Copy every entry word for word, but skip the pictures.

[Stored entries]
··········
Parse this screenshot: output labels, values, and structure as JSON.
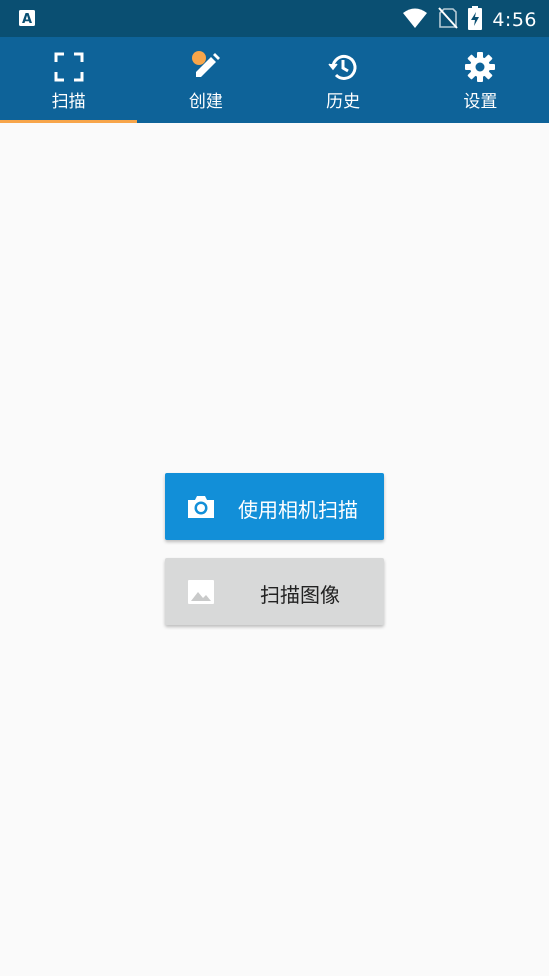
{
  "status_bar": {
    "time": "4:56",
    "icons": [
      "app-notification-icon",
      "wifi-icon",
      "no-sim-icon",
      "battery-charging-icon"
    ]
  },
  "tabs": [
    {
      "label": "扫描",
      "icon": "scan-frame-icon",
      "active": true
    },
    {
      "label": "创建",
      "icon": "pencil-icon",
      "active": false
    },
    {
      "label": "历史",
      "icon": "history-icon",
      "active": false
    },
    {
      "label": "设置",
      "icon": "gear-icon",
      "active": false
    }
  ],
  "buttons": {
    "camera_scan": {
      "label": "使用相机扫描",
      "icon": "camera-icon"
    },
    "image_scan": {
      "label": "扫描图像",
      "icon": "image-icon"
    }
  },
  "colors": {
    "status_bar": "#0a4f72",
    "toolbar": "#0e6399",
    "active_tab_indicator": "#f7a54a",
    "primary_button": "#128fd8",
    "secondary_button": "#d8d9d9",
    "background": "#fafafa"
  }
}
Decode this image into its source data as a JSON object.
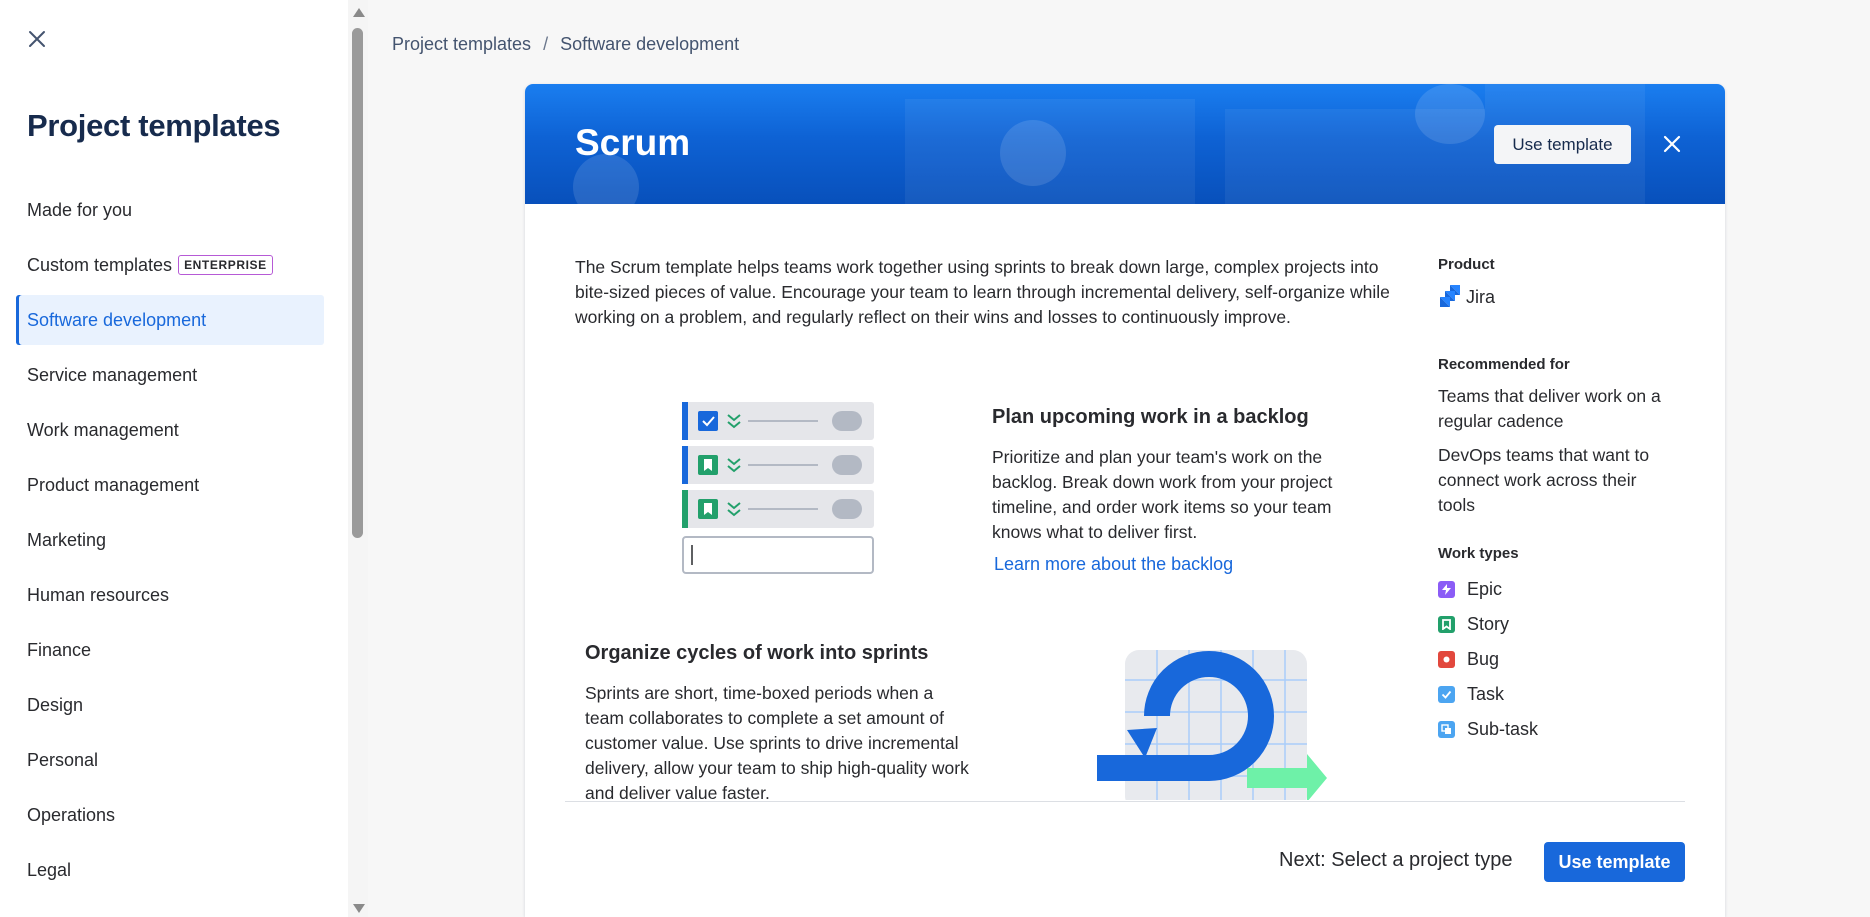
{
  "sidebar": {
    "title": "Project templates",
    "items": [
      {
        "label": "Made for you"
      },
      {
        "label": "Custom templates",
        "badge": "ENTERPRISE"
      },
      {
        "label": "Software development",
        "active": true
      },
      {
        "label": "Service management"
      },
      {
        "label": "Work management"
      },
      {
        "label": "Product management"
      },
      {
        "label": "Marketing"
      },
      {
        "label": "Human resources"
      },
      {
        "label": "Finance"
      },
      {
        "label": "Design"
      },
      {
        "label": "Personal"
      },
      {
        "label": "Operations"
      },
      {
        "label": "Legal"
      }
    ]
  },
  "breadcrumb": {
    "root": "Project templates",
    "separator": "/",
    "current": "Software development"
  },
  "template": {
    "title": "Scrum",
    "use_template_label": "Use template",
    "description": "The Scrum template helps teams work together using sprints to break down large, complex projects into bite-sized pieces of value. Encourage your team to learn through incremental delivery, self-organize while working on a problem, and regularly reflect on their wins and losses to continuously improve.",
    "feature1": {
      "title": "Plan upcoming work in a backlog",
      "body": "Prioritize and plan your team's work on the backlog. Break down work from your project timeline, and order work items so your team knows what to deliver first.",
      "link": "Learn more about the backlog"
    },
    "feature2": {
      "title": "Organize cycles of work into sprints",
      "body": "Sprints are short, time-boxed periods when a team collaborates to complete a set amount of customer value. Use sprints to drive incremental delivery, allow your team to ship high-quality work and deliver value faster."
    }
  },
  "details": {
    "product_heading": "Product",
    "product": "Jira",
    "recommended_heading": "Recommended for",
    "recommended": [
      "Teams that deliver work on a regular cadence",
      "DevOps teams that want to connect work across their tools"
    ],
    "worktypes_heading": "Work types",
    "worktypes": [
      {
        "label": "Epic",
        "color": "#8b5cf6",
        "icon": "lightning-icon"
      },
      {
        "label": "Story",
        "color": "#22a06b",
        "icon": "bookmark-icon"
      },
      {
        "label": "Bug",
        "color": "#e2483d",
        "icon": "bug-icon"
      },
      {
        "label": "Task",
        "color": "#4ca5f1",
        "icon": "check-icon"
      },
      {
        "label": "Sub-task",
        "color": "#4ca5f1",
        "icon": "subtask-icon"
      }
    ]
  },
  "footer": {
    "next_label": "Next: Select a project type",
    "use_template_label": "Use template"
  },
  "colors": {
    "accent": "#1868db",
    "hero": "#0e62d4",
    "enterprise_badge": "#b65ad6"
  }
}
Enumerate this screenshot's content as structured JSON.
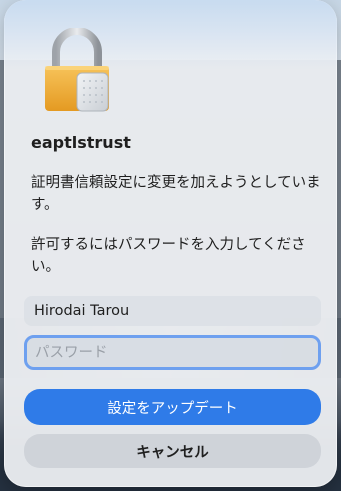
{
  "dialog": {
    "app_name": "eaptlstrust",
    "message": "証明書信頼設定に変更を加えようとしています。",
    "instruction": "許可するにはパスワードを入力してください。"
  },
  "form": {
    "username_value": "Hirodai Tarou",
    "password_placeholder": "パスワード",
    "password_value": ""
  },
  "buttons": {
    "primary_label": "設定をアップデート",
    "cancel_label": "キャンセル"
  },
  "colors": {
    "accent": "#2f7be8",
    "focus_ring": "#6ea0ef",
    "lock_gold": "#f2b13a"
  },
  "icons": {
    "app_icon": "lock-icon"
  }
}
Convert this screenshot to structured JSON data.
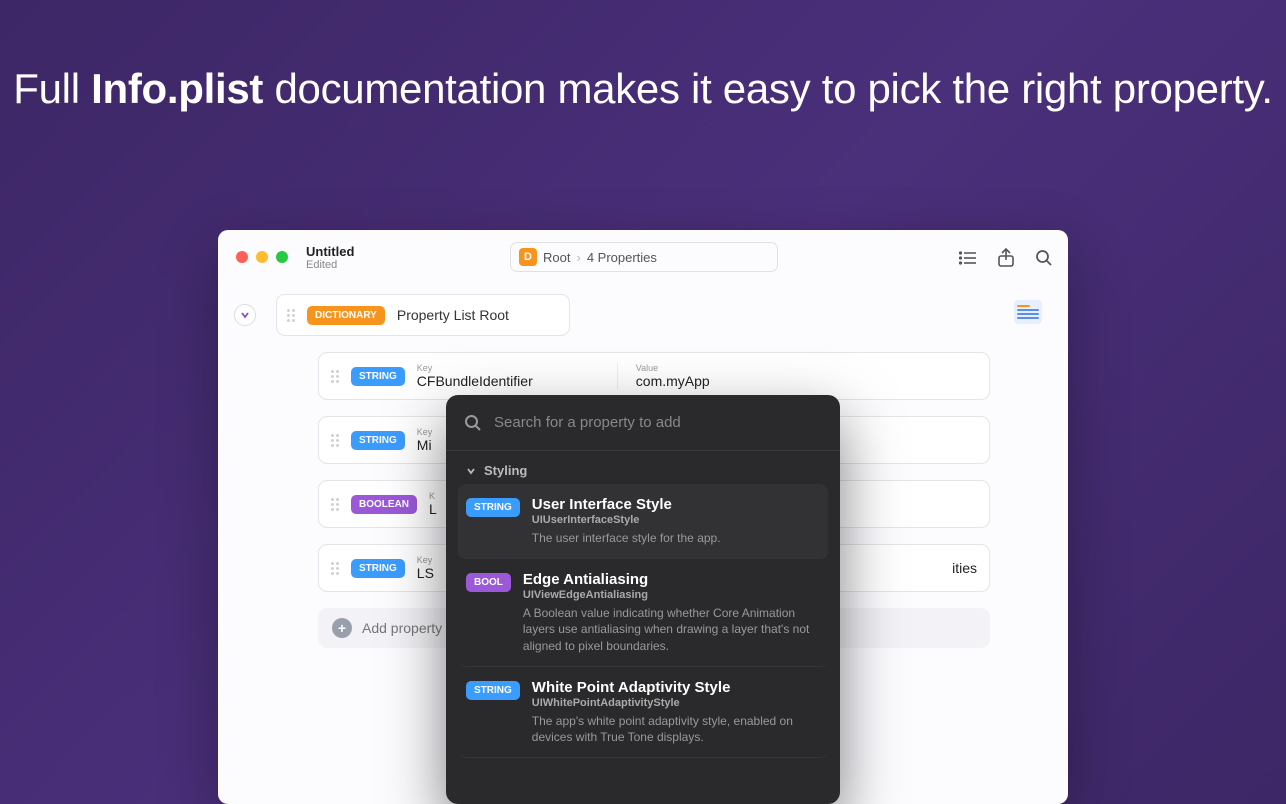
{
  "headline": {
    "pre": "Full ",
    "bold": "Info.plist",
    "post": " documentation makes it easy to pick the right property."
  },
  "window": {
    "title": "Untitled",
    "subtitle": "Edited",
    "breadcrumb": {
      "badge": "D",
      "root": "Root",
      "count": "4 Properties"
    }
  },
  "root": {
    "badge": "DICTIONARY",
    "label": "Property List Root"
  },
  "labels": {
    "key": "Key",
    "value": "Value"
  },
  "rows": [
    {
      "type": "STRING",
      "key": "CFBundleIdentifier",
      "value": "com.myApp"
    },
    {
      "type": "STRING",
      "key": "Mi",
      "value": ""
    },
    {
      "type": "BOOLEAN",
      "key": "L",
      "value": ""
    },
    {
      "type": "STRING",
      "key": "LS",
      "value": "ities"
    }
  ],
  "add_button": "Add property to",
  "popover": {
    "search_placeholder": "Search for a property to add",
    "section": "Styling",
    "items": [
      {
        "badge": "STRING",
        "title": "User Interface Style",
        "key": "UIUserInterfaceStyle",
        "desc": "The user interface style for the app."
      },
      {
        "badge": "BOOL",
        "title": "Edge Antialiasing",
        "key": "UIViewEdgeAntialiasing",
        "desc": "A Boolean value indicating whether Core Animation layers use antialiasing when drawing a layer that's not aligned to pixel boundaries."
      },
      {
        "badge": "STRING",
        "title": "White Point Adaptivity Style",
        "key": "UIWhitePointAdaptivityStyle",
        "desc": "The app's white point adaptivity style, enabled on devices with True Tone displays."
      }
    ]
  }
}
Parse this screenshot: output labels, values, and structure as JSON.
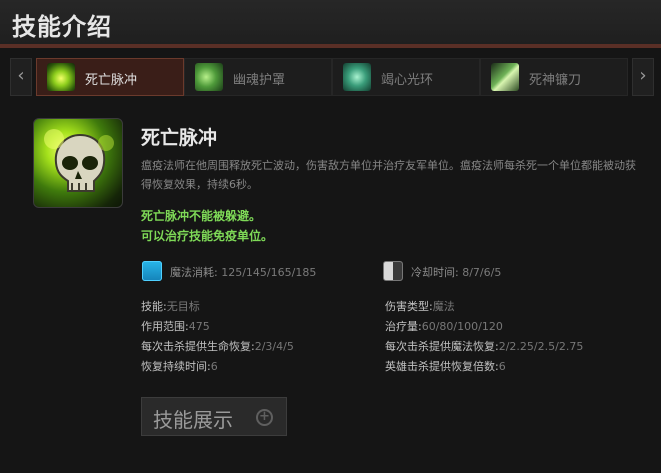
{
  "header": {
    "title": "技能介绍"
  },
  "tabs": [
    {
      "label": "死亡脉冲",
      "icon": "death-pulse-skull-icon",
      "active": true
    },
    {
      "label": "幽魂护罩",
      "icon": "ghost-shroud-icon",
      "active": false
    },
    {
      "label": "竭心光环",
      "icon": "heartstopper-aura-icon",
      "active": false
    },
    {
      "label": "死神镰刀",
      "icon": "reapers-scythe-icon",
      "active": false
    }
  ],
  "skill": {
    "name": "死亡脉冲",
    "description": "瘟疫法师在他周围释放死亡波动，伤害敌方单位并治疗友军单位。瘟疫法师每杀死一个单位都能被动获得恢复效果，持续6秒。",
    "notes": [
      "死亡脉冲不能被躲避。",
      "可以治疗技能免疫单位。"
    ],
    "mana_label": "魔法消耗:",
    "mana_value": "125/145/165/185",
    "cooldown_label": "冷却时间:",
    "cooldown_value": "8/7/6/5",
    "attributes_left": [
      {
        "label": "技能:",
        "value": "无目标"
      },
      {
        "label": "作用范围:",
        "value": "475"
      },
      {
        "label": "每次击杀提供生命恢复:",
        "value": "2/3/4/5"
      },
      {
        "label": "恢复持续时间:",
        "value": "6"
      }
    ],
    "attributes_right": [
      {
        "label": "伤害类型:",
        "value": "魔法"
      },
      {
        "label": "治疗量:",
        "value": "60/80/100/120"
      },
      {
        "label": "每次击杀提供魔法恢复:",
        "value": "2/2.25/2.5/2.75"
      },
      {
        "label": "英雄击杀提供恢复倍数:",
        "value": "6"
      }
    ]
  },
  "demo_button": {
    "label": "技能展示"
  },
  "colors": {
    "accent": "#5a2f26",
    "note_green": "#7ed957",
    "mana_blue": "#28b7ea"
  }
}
··········
[Problem solution]:
Parse this screenshot: output labels, values, and structure as JSON.
{
  "status_bar": {
    "time": "4:56",
    "icons": [
      "app-notification-icon",
      "wifi-icon",
      "no-sim-icon",
      "battery-charging-icon"
    ]
  },
  "tabs": [
    {
      "label": "扫描",
      "icon": "scan-frame-icon",
      "active": true
    },
    {
      "label": "创建",
      "icon": "pencil-icon",
      "active": false
    },
    {
      "label": "历史",
      "icon": "history-icon",
      "active": false
    },
    {
      "label": "设置",
      "icon": "gear-icon",
      "active": false
    }
  ],
  "buttons": {
    "camera_scan": {
      "label": "使用相机扫描",
      "icon": "camera-icon"
    },
    "image_scan": {
      "label": "扫描图像",
      "icon": "image-icon"
    }
  },
  "colors": {
    "status_bar": "#0a4f72",
    "toolbar": "#0e6399",
    "active_tab_indicator": "#f7a54a",
    "primary_button": "#128fd8",
    "secondary_button": "#d8d9d9",
    "background": "#fafafa"
  }
}
Decode this image into its source data as a JSON object.
{
  "sidebar": {
    "title": "Project templates",
    "items": [
      {
        "label": "Made for you"
      },
      {
        "label": "Custom templates",
        "badge": "ENTERPRISE"
      },
      {
        "label": "Software development",
        "active": true
      },
      {
        "label": "Service management"
      },
      {
        "label": "Work management"
      },
      {
        "label": "Product management"
      },
      {
        "label": "Marketing"
      },
      {
        "label": "Human resources"
      },
      {
        "label": "Finance"
      },
      {
        "label": "Design"
      },
      {
        "label": "Personal"
      },
      {
        "label": "Operations"
      },
      {
        "label": "Legal"
      }
    ]
  },
  "breadcrumb": {
    "root": "Project templates",
    "separator": "/",
    "current": "Software development"
  },
  "template": {
    "title": "Scrum",
    "use_template_label": "Use template",
    "description": "The Scrum template helps teams work together using sprints to break down large, complex projects into bite-sized pieces of value. Encourage your team to learn through incremental delivery, self-organize while working on a problem, and regularly reflect on their wins and losses to continuously improve.",
    "feature1": {
      "title": "Plan upcoming work in a backlog",
      "body": "Prioritize and plan your team's work on the backlog. Break down work from your project timeline, and order work items so your team knows what to deliver first.",
      "link": "Learn more about the backlog"
    },
    "feature2": {
      "title": "Organize cycles of work into sprints",
      "body": "Sprints are short, time-boxed periods when a team collaborates to complete a set amount of customer value. Use sprints to drive incremental delivery, allow your team to ship high-quality work and deliver value faster."
    }
  },
  "details": {
    "product_heading": "Product",
    "product": "Jira",
    "recommended_heading": "Recommended for",
    "recommended": [
      "Teams that deliver work on a regular cadence",
      "DevOps teams that want to connect work across their tools"
    ],
    "worktypes_heading": "Work types",
    "worktypes": [
      {
        "label": "Epic",
        "color": "#8b5cf6",
        "icon": "lightning-icon"
      },
      {
        "label": "Story",
        "color": "#22a06b",
        "icon": "bookmark-icon"
      },
      {
        "label": "Bug",
        "color": "#e2483d",
        "icon": "bug-icon"
      },
      {
        "label": "Task",
        "color": "#4ca5f1",
        "icon": "check-icon"
      },
      {
        "label": "Sub-task",
        "color": "#4ca5f1",
        "icon": "subtask-icon"
      }
    ]
  },
  "footer": {
    "next_label": "Next: Select a project type",
    "use_template_label": "Use template"
  },
  "colors": {
    "accent": "#1868db",
    "hero": "#0e62d4",
    "enterprise_badge": "#b65ad6"
  }
}
Enumerate this screenshot's content as structured JSON.
{
  "dialog": {
    "app_name": "eaptlstrust",
    "message": "証明書信頼設定に変更を加えようとしています。",
    "instruction": "許可するにはパスワードを入力してください。"
  },
  "form": {
    "username_value": "Hirodai Tarou",
    "password_placeholder": "パスワード",
    "password_value": ""
  },
  "buttons": {
    "primary_label": "設定をアップデート",
    "cancel_label": "キャンセル"
  },
  "colors": {
    "accent": "#2f7be8",
    "focus_ring": "#6ea0ef",
    "lock_gold": "#f2b13a"
  },
  "icons": {
    "app_icon": "lock-icon"
  }
}
Convert this screenshot to structured JSON data.
{
  "headline": {
    "pre": "Full ",
    "bold": "Info.plist",
    "post": " documentation makes it easy to pick the right property."
  },
  "window": {
    "title": "Untitled",
    "subtitle": "Edited",
    "breadcrumb": {
      "badge": "D",
      "root": "Root",
      "count": "4 Properties"
    }
  },
  "root": {
    "badge": "DICTIONARY",
    "label": "Property List Root"
  },
  "labels": {
    "key": "Key",
    "value": "Value"
  },
  "rows": [
    {
      "type": "STRING",
      "key": "CFBundleIdentifier",
      "value": "com.myApp"
    },
    {
      "type": "STRING",
      "key": "Mi",
      "value": ""
    },
    {
      "type": "BOOLEAN",
      "key": "L",
      "value": ""
    },
    {
      "type": "STRING",
      "key": "LS",
      "value": "ities"
    }
  ],
  "add_button": "Add property to",
  "popover": {
    "search_placeholder": "Search for a property to add",
    "section": "Styling",
    "items": [
      {
        "badge": "STRING",
        "title": "User Interface Style",
        "key": "UIUserInterfaceStyle",
        "desc": "The user interface style for the app."
      },
      {
        "badge": "BOOL",
        "title": "Edge Antialiasing",
        "key": "UIViewEdgeAntialiasing",
        "desc": "A Boolean value indicating whether Core Animation layers use antialiasing when drawing a layer that's not aligned to pixel boundaries."
      },
      {
        "badge": "STRING",
        "title": "White Point Adaptivity Style",
        "key": "UIWhitePointAdaptivityStyle",
        "desc": "The app's white point adaptivity style, enabled on devices with True Tone displays."
      }
    ]
  }
}
Parse this screenshot: output labels, values, and structure as JSON.
{
  "header": {
    "title": "技能介绍"
  },
  "tabs": [
    {
      "label": "死亡脉冲",
      "icon": "death-pulse-skull-icon",
      "active": true
    },
    {
      "label": "幽魂护罩",
      "icon": "ghost-shroud-icon",
      "active": false
    },
    {
      "label": "竭心光环",
      "icon": "heartstopper-aura-icon",
      "active": false
    },
    {
      "label": "死神镰刀",
      "icon": "reapers-scythe-icon",
      "active": false
    }
  ],
  "skill": {
    "name": "死亡脉冲",
    "description": "瘟疫法师在他周围释放死亡波动，伤害敌方单位并治疗友军单位。瘟疫法师每杀死一个单位都能被动获得恢复效果，持续6秒。",
    "notes": [
      "死亡脉冲不能被躲避。",
      "可以治疗技能免疫单位。"
    ],
    "mana_label": "魔法消耗:",
    "mana_value": "125/145/165/185",
    "cooldown_label": "冷却时间:",
    "cooldown_value": "8/7/6/5",
    "attributes_left": [
      {
        "label": "技能:",
        "value": "无目标"
      },
      {
        "label": "作用范围:",
        "value": "475"
      },
      {
        "label": "每次击杀提供生命恢复:",
        "value": "2/3/4/5"
      },
      {
        "label": "恢复持续时间:",
        "value": "6"
      }
    ],
    "attributes_right": [
      {
        "label": "伤害类型:",
        "value": "魔法"
      },
      {
        "label": "治疗量:",
        "value": "60/80/100/120"
      },
      {
        "label": "每次击杀提供魔法恢复:",
        "value": "2/2.25/2.5/2.75"
      },
      {
        "label": "英雄击杀提供恢复倍数:",
        "value": "6"
      }
    ]
  },
  "demo_button": {
    "label": "技能展示"
  },
  "colors": {
    "accent": "#5a2f26",
    "note_green": "#7ed957",
    "mana_blue": "#28b7ea"
  }
}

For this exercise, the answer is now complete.